Description of the task:
In the copy, keep every record exact and leave out all images.

◇ ◇ ◇ ◇ ◇

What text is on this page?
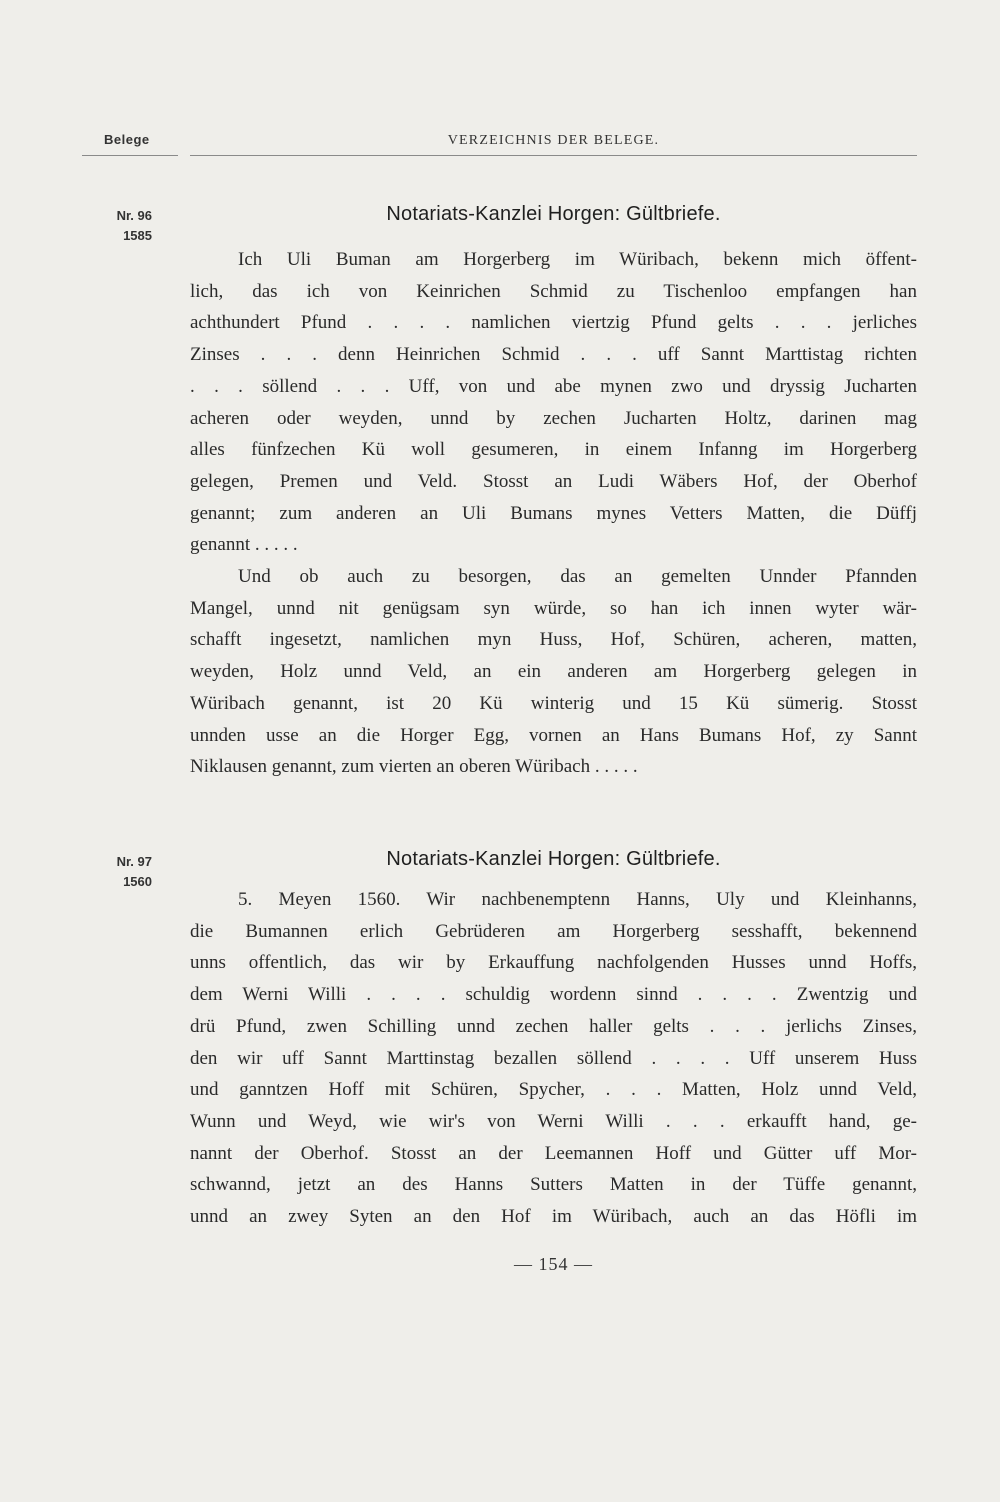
Belege	VERZEICHNIS DER BELEGE.
Nr. 96
1585
Notariats-Kanzlei Horgen: Gültbriefe.
Ich Uli Buman am Horgerberg im Würibach, bekenn mich öffent-
lich, das ich von Keinrichen Schmid zu Tischenloo empfangen han
achthundert Pfund . . . . namlichen viertzig Pfund gelts . . . jerliches
Zinses . . . denn Heinrichen Schmid . . . uff Sannt Marttistag richten
. . . söllend . . . Uff, von und abe mynen zwo und dryssig Jucharten
acheren oder weyden, unnd by zechen Jucharten Holtz, darinen mag
alles fünfzechen Kü woll gesumeren, in einem Infanng im Horgerberg
gelegen, Premen und Veld. Stosst an Ludi Wäbers Hof, der Oberhof
genannt; zum anderen an Uli Bumans mynes Vetters Matten, die Düffj
genannt . . . . .
Und ob auch zu besorgen, das an gemelten Unnder Pfannden
Mangel, unnd nit genügsam syn würde, so han ich innen wyter wär-
schafft ingesetzt, namlichen myn Huss, Hof, Schüren, acheren, matten,
weyden, Holz unnd Veld, an ein anderen am Horgerberg gelegen in
Würibach genannt, ist 20 Kü winterig und 15 Kü sümerig. Stosst
unnden usse an die Horger Egg, vornen an Hans Bumans Hof, zy Sannt
Niklausen genannt, zum vierten an oberen Würibach . . . . .
Nr. 97
1560
Notariats-Kanzlei Horgen: Gültbriefe.
5. Meyen 1560. Wir nachbenemptenn Hanns, Uly und Kleinhanns,
die Bumannen erlich Gebrüderen am Horgerberg sesshafft, bekennend
unns offentlich, das wir by Erkauffung nachfolgenden Husses unnd Hoffs,
dem Werni Willi . . . . schuldig wordenn sinnd . . . . Zwentzig und
drü Pfund, zwen Schilling unnd zechen haller gelts . . . jerlichs Zinses,
den wir uff Sannt Marttinstag bezallen söllend . . . . Uff unserem Huss
und ganntzen Hoff mit Schüren, Spycher, . . . Matten, Holz unnd Veld,
Wunn und Weyd, wie wir's von Werni Willi . . . erkaufft hand, ge-
nannt der Oberhof. Stosst an der Leemannen Hoff und Gütter uff Mor-
schwannd, jetzt an des Hanns Sutters Matten in der Tüffe genannt,
unnd an zwey Syten an den Hof im Würibach, auch an das Höfli im
— 154 —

◇ ◇ ◇ ◇ ◇

Response:
What text is on this page?
Belege	VERZEICHNIS DER BELEGE.
Nr. 96
1585
Notariats-Kanzlei Horgen: Gültbriefe.
Ich Uli Buman am Horgerberg im Würibach, bekenn mich öffent-
lich, das ich von Keinrichen Schmid zu Tischenloo empfangen han
achthundert Pfund . . . . namlichen viertzig Pfund gelts . . . jerliches
Zinses . . . denn Heinrichen Schmid . . . uff Sannt Marttistag richten
. . . söllend . . . Uff, von und abe mynen zwo und dryssig Jucharten
acheren oder weyden, unnd by zechen Jucharten Holtz, darinen mag
alles fünfzechen Kü woll gesumeren, in einem Infanng im Horgerberg
gelegen, Premen und Veld. Stosst an Ludi Wäbers Hof, der Oberhof
genannt; zum anderen an Uli Bumans mynes Vetters Matten, die Düffj
genannt . . . . .
Und ob auch zu besorgen, das an gemelten Unnder Pfannden
Mangel, unnd nit genügsam syn würde, so han ich innen wyter wär-
schafft ingesetzt, namlichen myn Huss, Hof, Schüren, acheren, matten,
weyden, Holz unnd Veld, an ein anderen am Horgerberg gelegen in
Würibach genannt, ist 20 Kü winterig und 15 Kü sümerig. Stosst
unnden usse an die Horger Egg, vornen an Hans Bumans Hof, zy Sannt
Niklausen genannt, zum vierten an oberen Würibach . . . . .
Nr. 97
1560
Notariats-Kanzlei Horgen: Gültbriefe.
5. Meyen 1560. Wir nachbenemptenn Hanns, Uly und Kleinhanns,
die Bumannen erlich Gebrüderen am Horgerberg sesshafft, bekennend
unns offentlich, das wir by Erkauffung nachfolgenden Husses unnd Hoffs,
dem Werni Willi . . . . schuldig wordenn sinnd . . . . Zwentzig und
drü Pfund, zwen Schilling unnd zechen haller gelts . . . jerlichs Zinses,
den wir uff Sannt Marttinstag bezallen söllend . . . . Uff unserem Huss
und ganntzen Hoff mit Schüren, Spycher, . . . Matten, Holz unnd Veld,
Wunn und Weyd, wie wir's von Werni Willi . . . erkaufft hand, ge-
nannt der Oberhof. Stosst an der Leemannen Hoff und Gütter uff Mor-
schwannd, jetzt an des Hanns Sutters Matten in der Tüffe genannt,
unnd an zwey Syten an den Hof im Würibach, auch an das Höfli im
— 154 —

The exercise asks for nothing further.